▶ [WRITTEN INSTRUCTION]: Leaving the pictures aside, transcribe every line below exactly.

START

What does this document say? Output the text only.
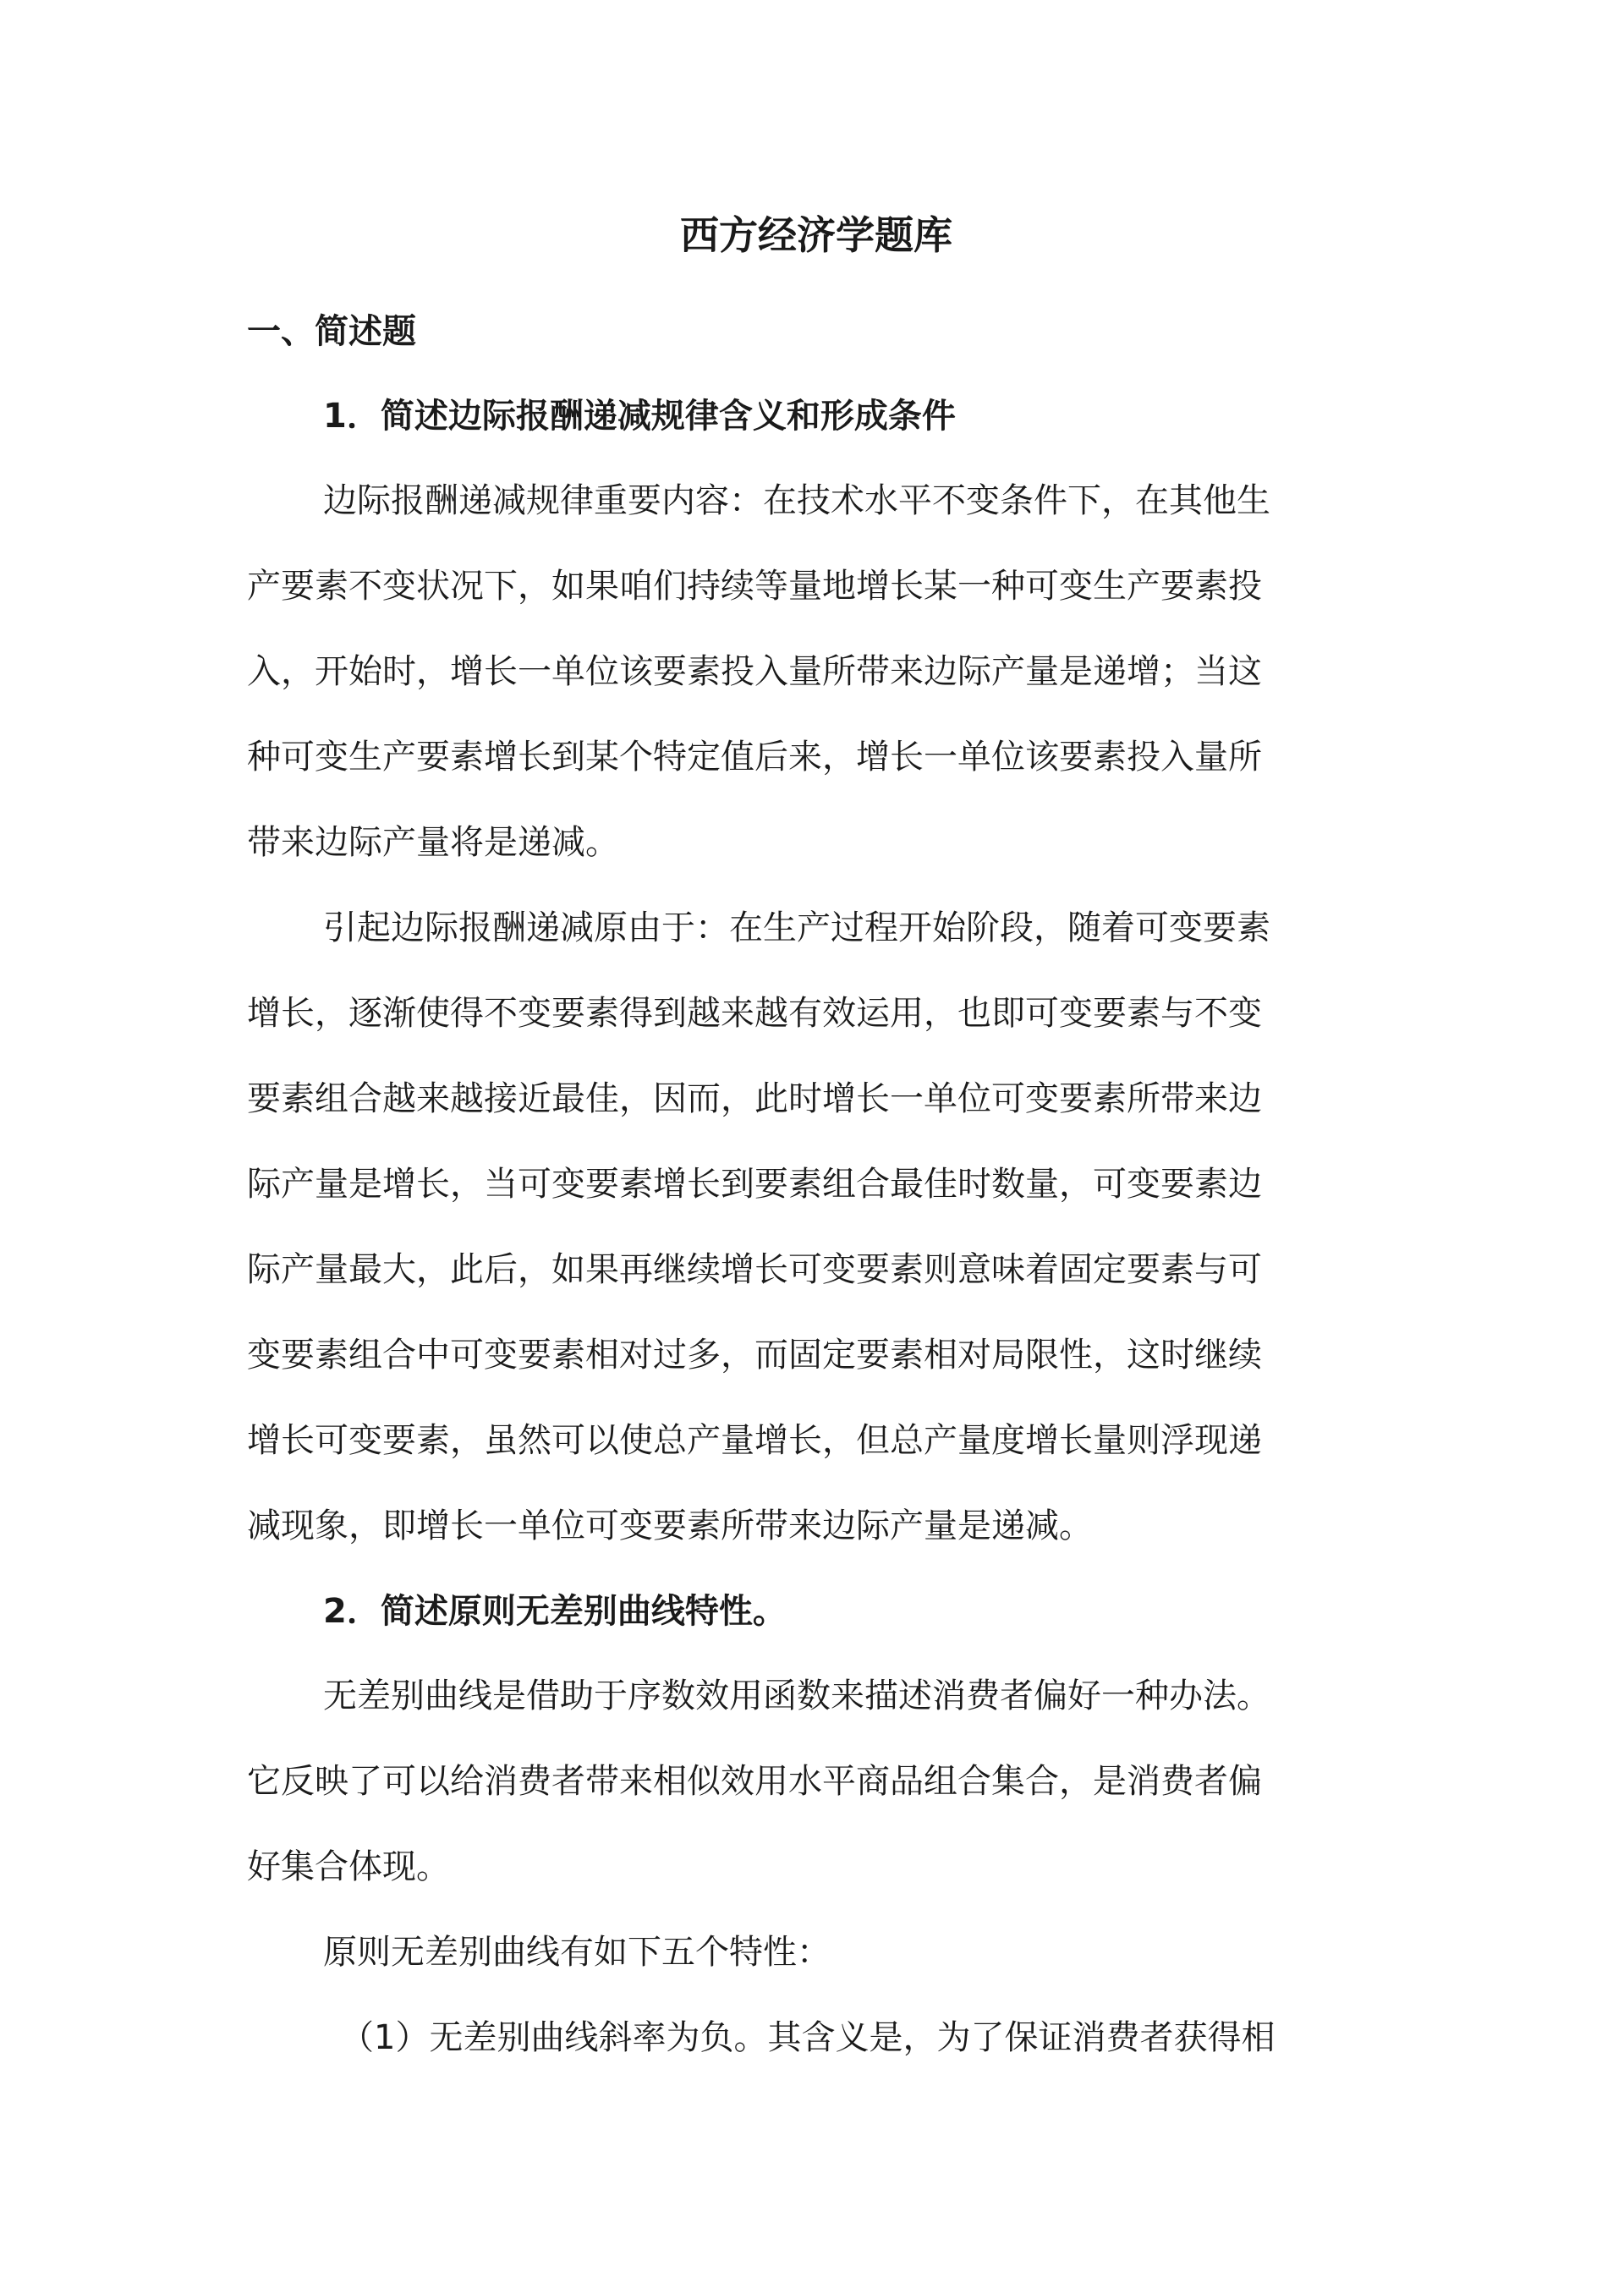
西方经济学题库
一、简述题
1．简述边际报酬递减规律含义和形成条件
边际报酬递减规律重要内容：在技术水平不变条件下，在其他生
产要素不变状况下，如果咱们持续等量地增长某一种可变生产要素投
入，开始时，增长一单位该要素投入量所带来边际产量是递增；当这
种可变生产要素增长到某个特定值后来，增长一单位该要素投入量所
带来边际产量将是递减。
引起边际报酬递减原由于：在生产过程开始阶段，随着可变要素
增长，逐渐使得不变要素得到越来越有效运用，也即可变要素与不变
要素组合越来越接近最佳，因而，此时增长一单位可变要素所带来边
际产量是增长，当可变要素增长到要素组合最佳时数量，可变要素边
际产量最大，此后，如果再继续增长可变要素则意味着固定要素与可
变要素组合中可变要素相对过多，而固定要素相对局限性，这时继续
增长可变要素，虽然可以使总产量增长，但总产量度增长量则浮现递
减现象，即增长一单位可变要素所带来边际产量是递减。
2．简述原则无差别曲线特性。
无差别曲线是借助于序数效用函数来描述消费者偏好一种办法。
它反映了可以给消费者带来相似效用水平商品组合集合，是消费者偏
好集合体现。
原则无差别曲线有如下五个特性：
（1）无差别曲线斜率为负。其含义是，为了保证消费者获得相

END

▶ [RESPONSE]:
What does this document say? Output the text only.
西方经济学题库
一、简述题
1．简述边际报酬递减规律含义和形成条件
边际报酬递减规律重要内容：在技术水平不变条件下，在其他生
产要素不变状况下，如果咱们持续等量地增长某一种可变生产要素投
入，开始时，增长一单位该要素投入量所带来边际产量是递增；当这
种可变生产要素增长到某个特定值后来，增长一单位该要素投入量所
带来边际产量将是递减。
引起边际报酬递减原由于：在生产过程开始阶段，随着可变要素
增长，逐渐使得不变要素得到越来越有效运用，也即可变要素与不变
要素组合越来越接近最佳，因而，此时增长一单位可变要素所带来边
际产量是增长，当可变要素增长到要素组合最佳时数量，可变要素边
际产量最大，此后，如果再继续增长可变要素则意味着固定要素与可
变要素组合中可变要素相对过多，而固定要素相对局限性，这时继续
增长可变要素，虽然可以使总产量增长，但总产量度增长量则浮现递
减现象，即增长一单位可变要素所带来边际产量是递减。
2．简述原则无差别曲线特性。
无差别曲线是借助于序数效用函数来描述消费者偏好一种办法。
它反映了可以给消费者带来相似效用水平商品组合集合，是消费者偏
好集合体现。
原则无差别曲线有如下五个特性：
（1）无差别曲线斜率为负。其含义是，为了保证消费者获得相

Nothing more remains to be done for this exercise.